[What the task asks] Count how many lines of the material contain the string "this", then give that number and nothing more.
-- Start Dataset records --
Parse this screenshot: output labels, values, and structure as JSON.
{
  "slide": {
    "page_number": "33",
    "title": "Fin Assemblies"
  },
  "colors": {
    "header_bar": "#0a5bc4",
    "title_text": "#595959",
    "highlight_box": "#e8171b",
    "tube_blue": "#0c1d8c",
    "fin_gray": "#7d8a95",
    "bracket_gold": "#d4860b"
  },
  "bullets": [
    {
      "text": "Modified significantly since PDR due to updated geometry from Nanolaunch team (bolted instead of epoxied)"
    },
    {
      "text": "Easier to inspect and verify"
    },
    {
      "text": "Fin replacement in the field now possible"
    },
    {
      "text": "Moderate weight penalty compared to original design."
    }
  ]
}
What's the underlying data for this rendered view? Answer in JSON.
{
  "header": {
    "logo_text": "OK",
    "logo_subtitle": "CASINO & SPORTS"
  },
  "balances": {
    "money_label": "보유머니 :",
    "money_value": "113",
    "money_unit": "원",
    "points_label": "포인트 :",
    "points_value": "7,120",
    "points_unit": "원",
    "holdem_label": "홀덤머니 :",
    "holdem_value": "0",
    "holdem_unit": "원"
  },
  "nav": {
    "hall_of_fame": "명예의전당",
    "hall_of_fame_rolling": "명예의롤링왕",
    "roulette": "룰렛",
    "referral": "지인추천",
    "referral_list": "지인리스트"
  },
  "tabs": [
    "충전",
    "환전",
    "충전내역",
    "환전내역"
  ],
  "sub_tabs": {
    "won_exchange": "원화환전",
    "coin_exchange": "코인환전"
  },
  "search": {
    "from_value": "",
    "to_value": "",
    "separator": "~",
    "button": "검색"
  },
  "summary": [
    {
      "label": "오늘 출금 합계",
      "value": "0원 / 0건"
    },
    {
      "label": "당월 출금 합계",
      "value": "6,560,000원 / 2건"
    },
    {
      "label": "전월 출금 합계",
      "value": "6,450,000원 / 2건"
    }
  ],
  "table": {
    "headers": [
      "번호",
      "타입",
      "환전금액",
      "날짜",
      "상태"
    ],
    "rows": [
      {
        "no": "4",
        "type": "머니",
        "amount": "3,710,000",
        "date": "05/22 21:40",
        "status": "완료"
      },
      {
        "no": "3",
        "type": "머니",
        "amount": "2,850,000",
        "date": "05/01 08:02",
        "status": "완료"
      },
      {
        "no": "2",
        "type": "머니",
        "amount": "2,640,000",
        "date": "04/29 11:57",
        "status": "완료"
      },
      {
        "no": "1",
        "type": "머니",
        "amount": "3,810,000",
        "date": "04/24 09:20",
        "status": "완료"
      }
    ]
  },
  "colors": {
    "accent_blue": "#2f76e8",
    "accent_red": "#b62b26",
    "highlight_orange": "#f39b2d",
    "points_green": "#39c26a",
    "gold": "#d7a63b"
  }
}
-- End Dataset records --
[Exercise output] 2